[START RECORDS]

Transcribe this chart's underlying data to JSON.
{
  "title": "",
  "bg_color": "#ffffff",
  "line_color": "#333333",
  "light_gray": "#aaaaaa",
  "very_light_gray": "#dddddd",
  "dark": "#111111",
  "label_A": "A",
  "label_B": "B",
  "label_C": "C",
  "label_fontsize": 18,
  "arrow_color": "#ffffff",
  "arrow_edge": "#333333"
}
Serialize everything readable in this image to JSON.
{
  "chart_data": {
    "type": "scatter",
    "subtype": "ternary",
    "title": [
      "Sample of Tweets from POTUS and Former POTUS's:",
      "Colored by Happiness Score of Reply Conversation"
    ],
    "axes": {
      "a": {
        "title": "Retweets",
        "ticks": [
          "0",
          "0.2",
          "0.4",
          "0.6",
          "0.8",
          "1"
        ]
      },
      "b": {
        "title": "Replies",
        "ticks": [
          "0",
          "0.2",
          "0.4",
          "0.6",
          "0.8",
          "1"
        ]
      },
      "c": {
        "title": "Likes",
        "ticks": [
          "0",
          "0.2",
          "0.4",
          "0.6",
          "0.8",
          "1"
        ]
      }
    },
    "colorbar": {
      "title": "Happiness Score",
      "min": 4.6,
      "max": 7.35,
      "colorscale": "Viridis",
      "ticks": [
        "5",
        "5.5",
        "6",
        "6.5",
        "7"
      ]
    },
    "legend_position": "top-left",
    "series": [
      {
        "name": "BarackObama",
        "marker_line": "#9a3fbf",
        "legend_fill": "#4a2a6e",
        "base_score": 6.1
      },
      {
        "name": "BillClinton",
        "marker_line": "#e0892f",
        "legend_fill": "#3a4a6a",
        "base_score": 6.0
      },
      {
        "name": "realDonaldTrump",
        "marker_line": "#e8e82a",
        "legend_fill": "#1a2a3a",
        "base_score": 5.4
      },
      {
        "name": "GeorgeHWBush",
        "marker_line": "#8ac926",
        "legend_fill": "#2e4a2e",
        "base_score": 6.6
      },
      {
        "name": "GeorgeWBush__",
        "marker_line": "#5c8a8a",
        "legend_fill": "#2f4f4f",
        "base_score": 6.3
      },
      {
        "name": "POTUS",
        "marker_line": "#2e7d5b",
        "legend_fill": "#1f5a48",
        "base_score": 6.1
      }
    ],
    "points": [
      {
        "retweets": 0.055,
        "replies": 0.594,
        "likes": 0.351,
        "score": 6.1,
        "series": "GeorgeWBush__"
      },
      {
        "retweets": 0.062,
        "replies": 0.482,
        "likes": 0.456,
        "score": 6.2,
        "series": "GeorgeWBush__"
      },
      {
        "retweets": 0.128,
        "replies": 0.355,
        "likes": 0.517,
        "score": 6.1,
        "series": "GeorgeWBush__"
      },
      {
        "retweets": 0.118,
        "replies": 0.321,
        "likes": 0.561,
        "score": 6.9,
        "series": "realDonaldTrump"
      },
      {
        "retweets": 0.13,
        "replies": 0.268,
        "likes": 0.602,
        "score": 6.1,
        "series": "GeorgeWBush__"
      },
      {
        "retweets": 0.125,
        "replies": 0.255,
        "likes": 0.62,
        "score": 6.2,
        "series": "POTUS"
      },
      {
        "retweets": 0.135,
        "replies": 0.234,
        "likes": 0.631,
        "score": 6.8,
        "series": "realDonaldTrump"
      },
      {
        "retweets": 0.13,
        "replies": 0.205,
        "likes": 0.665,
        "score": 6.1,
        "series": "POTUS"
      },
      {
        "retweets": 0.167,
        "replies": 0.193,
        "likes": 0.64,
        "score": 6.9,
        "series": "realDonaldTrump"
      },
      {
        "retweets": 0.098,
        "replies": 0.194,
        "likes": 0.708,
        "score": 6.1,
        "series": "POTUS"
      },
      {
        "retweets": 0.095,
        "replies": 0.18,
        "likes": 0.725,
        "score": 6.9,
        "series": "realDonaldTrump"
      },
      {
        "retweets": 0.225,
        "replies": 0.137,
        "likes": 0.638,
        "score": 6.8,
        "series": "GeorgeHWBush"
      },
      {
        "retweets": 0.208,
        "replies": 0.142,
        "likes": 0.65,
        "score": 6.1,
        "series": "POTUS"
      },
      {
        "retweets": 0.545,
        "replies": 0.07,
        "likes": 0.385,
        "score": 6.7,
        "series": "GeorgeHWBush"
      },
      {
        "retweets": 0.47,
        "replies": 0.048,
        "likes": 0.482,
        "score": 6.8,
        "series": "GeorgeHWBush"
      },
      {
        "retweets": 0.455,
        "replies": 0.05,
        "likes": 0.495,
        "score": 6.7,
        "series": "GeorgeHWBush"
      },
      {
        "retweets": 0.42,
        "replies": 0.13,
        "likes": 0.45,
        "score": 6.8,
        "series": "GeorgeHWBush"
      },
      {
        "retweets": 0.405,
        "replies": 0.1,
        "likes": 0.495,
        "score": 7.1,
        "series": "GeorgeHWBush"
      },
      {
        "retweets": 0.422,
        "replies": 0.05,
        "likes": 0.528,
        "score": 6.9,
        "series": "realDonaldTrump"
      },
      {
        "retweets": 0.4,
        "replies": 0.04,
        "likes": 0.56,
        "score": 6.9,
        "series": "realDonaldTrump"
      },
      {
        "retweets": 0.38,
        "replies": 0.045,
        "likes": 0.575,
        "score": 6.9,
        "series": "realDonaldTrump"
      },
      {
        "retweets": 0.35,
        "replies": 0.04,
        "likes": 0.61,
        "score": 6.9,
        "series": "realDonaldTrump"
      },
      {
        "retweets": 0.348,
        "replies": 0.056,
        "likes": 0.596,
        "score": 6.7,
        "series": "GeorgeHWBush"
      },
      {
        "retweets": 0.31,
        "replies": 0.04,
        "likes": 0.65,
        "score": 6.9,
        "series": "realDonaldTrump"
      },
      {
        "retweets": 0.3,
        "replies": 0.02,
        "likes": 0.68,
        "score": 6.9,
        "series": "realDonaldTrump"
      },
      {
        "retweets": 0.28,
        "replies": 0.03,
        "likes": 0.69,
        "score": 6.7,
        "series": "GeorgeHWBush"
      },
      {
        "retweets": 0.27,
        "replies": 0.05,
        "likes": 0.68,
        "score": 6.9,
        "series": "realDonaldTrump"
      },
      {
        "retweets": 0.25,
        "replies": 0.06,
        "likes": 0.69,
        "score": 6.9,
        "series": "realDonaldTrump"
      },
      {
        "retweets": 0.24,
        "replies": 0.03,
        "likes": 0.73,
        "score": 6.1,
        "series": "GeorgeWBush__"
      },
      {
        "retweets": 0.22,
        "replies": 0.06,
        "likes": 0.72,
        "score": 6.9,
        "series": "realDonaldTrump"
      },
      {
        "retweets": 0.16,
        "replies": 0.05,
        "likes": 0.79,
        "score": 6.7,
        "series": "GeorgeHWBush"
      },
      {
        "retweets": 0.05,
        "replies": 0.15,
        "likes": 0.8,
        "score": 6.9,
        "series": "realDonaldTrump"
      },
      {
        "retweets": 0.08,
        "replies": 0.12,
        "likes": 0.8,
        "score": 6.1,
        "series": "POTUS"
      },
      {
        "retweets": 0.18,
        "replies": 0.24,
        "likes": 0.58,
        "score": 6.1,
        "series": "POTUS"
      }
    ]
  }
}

[END RECORDS]

PROBLEM:
Print out every record again, exactly and in full.

RESPONSE:
Transcribe this chart's underlying data to JSON.
{
  "title": "",
  "bg_color": "#ffffff",
  "line_color": "#333333",
  "light_gray": "#aaaaaa",
  "very_light_gray": "#dddddd",
  "dark": "#111111",
  "label_A": "A",
  "label_B": "B",
  "label_C": "C",
  "label_fontsize": 18,
  "arrow_color": "#ffffff",
  "arrow_edge": "#333333"
}
Serialize everything readable in this image to JSON.
{
  "chart_data": {
    "type": "scatter",
    "subtype": "ternary",
    "title": [
      "Sample of Tweets from POTUS and Former POTUS's:",
      "Colored by Happiness Score of Reply Conversation"
    ],
    "axes": {
      "a": {
        "title": "Retweets",
        "ticks": [
          "0",
          "0.2",
          "0.4",
          "0.6",
          "0.8",
          "1"
        ]
      },
      "b": {
        "title": "Replies",
        "ticks": [
          "0",
          "0.2",
          "0.4",
          "0.6",
          "0.8",
          "1"
        ]
      },
      "c": {
        "title": "Likes",
        "ticks": [
          "0",
          "0.2",
          "0.4",
          "0.6",
          "0.8",
          "1"
        ]
      }
    },
    "colorbar": {
      "title": "Happiness Score",
      "min": 4.6,
      "max": 7.35,
      "colorscale": "Viridis",
      "ticks": [
        "5",
        "5.5",
        "6",
        "6.5",
        "7"
      ]
    },
    "legend_position": "top-left",
    "series": [
      {
        "name": "BarackObama",
        "marker_line": "#9a3fbf",
        "legend_fill": "#4a2a6e",
        "base_score": 6.1
      },
      {
        "name": "BillClinton",
        "marker_line": "#e0892f",
        "legend_fill": "#3a4a6a",
        "base_score": 6.0
      },
      {
        "name": "realDonaldTrump",
        "marker_line": "#e8e82a",
        "legend_fill": "#1a2a3a",
        "base_score": 5.4
      },
      {
        "name": "GeorgeHWBush",
        "marker_line": "#8ac926",
        "legend_fill": "#2e4a2e",
        "base_score": 6.6
      },
      {
        "name": "GeorgeWBush__",
        "marker_line": "#5c8a8a",
        "legend_fill": "#2f4f4f",
        "base_score": 6.3
      },
      {
        "name": "POTUS",
        "marker_line": "#2e7d5b",
        "legend_fill": "#1f5a48",
        "base_score": 6.1
      }
    ],
    "points": [
      {
        "retweets": 0.055,
        "replies": 0.594,
        "likes": 0.351,
        "score": 6.1,
        "series": "GeorgeWBush__"
      },
      {
        "retweets": 0.062,
        "replies": 0.482,
        "likes": 0.456,
        "score": 6.2,
        "series": "GeorgeWBush__"
      },
      {
        "retweets": 0.128,
        "replies": 0.355,
        "likes": 0.517,
        "score": 6.1,
        "series": "GeorgeWBush__"
      },
      {
        "retweets": 0.118,
        "replies": 0.321,
        "likes": 0.561,
        "score": 6.9,
        "series": "realDonaldTrump"
      },
      {
        "retweets": 0.13,
        "replies": 0.268,
        "likes": 0.602,
        "score": 6.1,
        "series": "GeorgeWBush__"
      },
      {
        "retweets": 0.125,
        "replies": 0.255,
        "likes": 0.62,
        "score": 6.2,
        "series": "POTUS"
      },
      {
        "retweets": 0.135,
        "replies": 0.234,
        "likes": 0.631,
        "score": 6.8,
        "series": "realDonaldTrump"
      },
      {
        "retweets": 0.13,
        "replies": 0.205,
        "likes": 0.665,
        "score": 6.1,
        "series": "POTUS"
      },
      {
        "retweets": 0.167,
        "replies": 0.193,
        "likes": 0.64,
        "score": 6.9,
        "series": "realDonaldTrump"
      },
      {
        "retweets": 0.098,
        "replies": 0.194,
        "likes": 0.708,
        "score": 6.1,
        "series": "POTUS"
      },
      {
        "retweets": 0.095,
        "replies": 0.18,
        "likes": 0.725,
        "score": 6.9,
        "series": "realDonaldTrump"
      },
      {
        "retweets": 0.225,
        "replies": 0.137,
        "likes": 0.638,
        "score": 6.8,
        "series": "GeorgeHWBush"
      },
      {
        "retweets": 0.208,
        "replies": 0.142,
        "likes": 0.65,
        "score": 6.1,
        "series": "POTUS"
      },
      {
        "retweets": 0.545,
        "replies": 0.07,
        "likes": 0.385,
        "score": 6.7,
        "series": "GeorgeHWBush"
      },
      {
        "retweets": 0.47,
        "replies": 0.048,
        "likes": 0.482,
        "score": 6.8,
        "series": "GeorgeHWBush"
      },
      {
        "retweets": 0.455,
        "replies": 0.05,
        "likes": 0.495,
        "score": 6.7,
        "series": "GeorgeHWBush"
      },
      {
        "retweets": 0.42,
        "replies": 0.13,
        "likes": 0.45,
        "score": 6.8,
        "series": "GeorgeHWBush"
      },
      {
        "retweets": 0.405,
        "replies": 0.1,
        "likes": 0.495,
        "score": 7.1,
        "series": "GeorgeHWBush"
      },
      {
        "retweets": 0.422,
        "replies": 0.05,
        "likes": 0.528,
        "score": 6.9,
        "series": "realDonaldTrump"
      },
      {
        "retweets": 0.4,
        "replies": 0.04,
        "likes": 0.56,
        "score": 6.9,
        "series": "realDonaldTrump"
      },
      {
        "retweets": 0.38,
        "replies": 0.045,
        "likes": 0.575,
        "score": 6.9,
        "series": "realDonaldTrump"
      },
      {
        "retweets": 0.35,
        "replies": 0.04,
        "likes": 0.61,
        "score": 6.9,
        "series": "realDonaldTrump"
      },
      {
        "retweets": 0.348,
        "replies": 0.056,
        "likes": 0.596,
        "score": 6.7,
        "series": "GeorgeHWBush"
      },
      {
        "retweets": 0.31,
        "replies": 0.04,
        "likes": 0.65,
        "score": 6.9,
        "series": "realDonaldTrump"
      },
      {
        "retweets": 0.3,
        "replies": 0.02,
        "likes": 0.68,
        "score": 6.9,
        "series": "realDonaldTrump"
      },
      {
        "retweets": 0.28,
        "replies": 0.03,
        "likes": 0.69,
        "score": 6.7,
        "series": "GeorgeHWBush"
      },
      {
        "retweets": 0.27,
        "replies": 0.05,
        "likes": 0.68,
        "score": 6.9,
        "series": "realDonaldTrump"
      },
      {
        "retweets": 0.25,
        "replies": 0.06,
        "likes": 0.69,
        "score": 6.9,
        "series": "realDonaldTrump"
      },
      {
        "retweets": 0.24,
        "replies": 0.03,
        "likes": 0.73,
        "score": 6.1,
        "series": "GeorgeWBush__"
      },
      {
        "retweets": 0.22,
        "replies": 0.06,
        "likes": 0.72,
        "score": 6.9,
        "series": "realDonaldTrump"
      },
      {
        "retweets": 0.16,
        "replies": 0.05,
        "likes": 0.79,
        "score": 6.7,
        "series": "GeorgeHWBush"
      },
      {
        "retweets": 0.05,
        "replies": 0.15,
        "likes": 0.8,
        "score": 6.9,
        "series": "realDonaldTrump"
      },
      {
        "retweets": 0.08,
        "replies": 0.12,
        "likes": 0.8,
        "score": 6.1,
        "series": "POTUS"
      },
      {
        "retweets": 0.18,
        "replies": 0.24,
        "likes": 0.58,
        "score": 6.1,
        "series": "POTUS"
      }
    ]
  }
}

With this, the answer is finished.